Your task | Gather every line that includes the word "years", please.

[A block of data]

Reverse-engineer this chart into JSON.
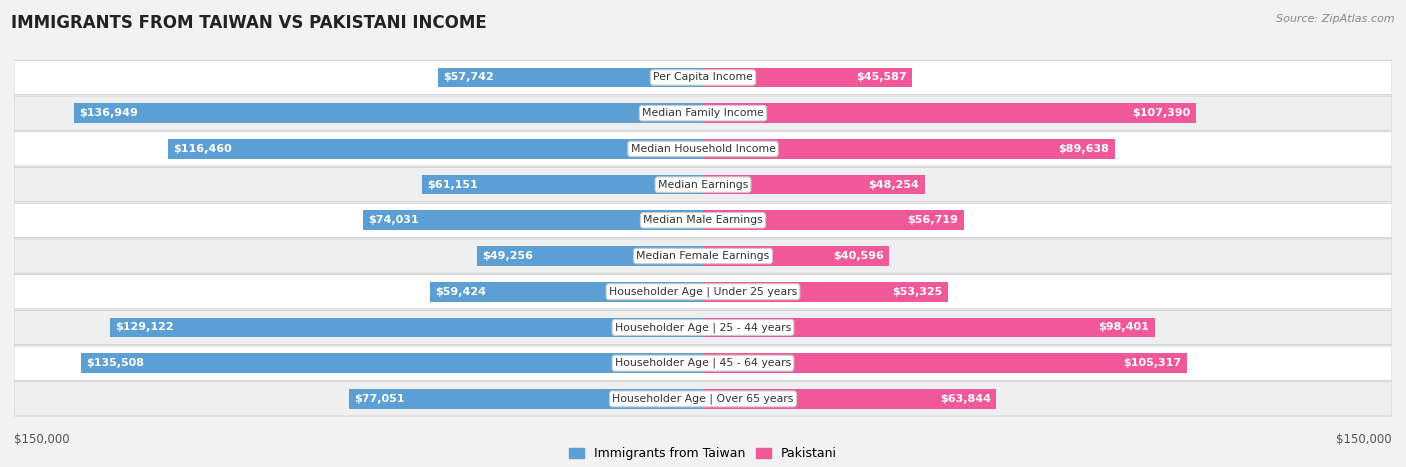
{
  "title": "IMMIGRANTS FROM TAIWAN VS PAKISTANI INCOME",
  "source": "Source: ZipAtlas.com",
  "categories": [
    "Per Capita Income",
    "Median Family Income",
    "Median Household Income",
    "Median Earnings",
    "Median Male Earnings",
    "Median Female Earnings",
    "Householder Age | Under 25 years",
    "Householder Age | 25 - 44 years",
    "Householder Age | 45 - 64 years",
    "Householder Age | Over 65 years"
  ],
  "taiwan_values": [
    57742,
    136949,
    116460,
    61151,
    74031,
    49256,
    59424,
    129122,
    135508,
    77051
  ],
  "pakistani_values": [
    45587,
    107390,
    89638,
    48254,
    56719,
    40596,
    53325,
    98401,
    105317,
    63844
  ],
  "taiwan_labels": [
    "$57,742",
    "$136,949",
    "$116,460",
    "$61,151",
    "$74,031",
    "$49,256",
    "$59,424",
    "$129,122",
    "$135,508",
    "$77,051"
  ],
  "pakistani_labels": [
    "$45,587",
    "$107,390",
    "$89,638",
    "$48,254",
    "$56,719",
    "$40,596",
    "$53,325",
    "$98,401",
    "$105,317",
    "$63,844"
  ],
  "taiwan_color_light": "#aec9e8",
  "taiwan_color_dark": "#5b9fd4",
  "pakistani_color_light": "#f5b8cc",
  "pakistani_color_dark": "#f0589a",
  "max_value": 150000,
  "xlabel_left": "$150,000",
  "xlabel_right": "$150,000",
  "legend_taiwan": "Immigrants from Taiwan",
  "legend_pakistani": "Pakistani",
  "background_color": "#f2f2f2",
  "row_colors": [
    "#ffffff",
    "#eeeeee",
    "#ffffff",
    "#eeeeee",
    "#ffffff",
    "#eeeeee",
    "#ffffff",
    "#eeeeee",
    "#ffffff",
    "#eeeeee"
  ],
  "inside_threshold_ratio": 0.2
}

Result |
    "Householder Age | Under 25 years",
    "Householder Age | 25 - 44 years",
    "Householder Age | 45 - 64 years",
    "Householder Age | Over 65 years"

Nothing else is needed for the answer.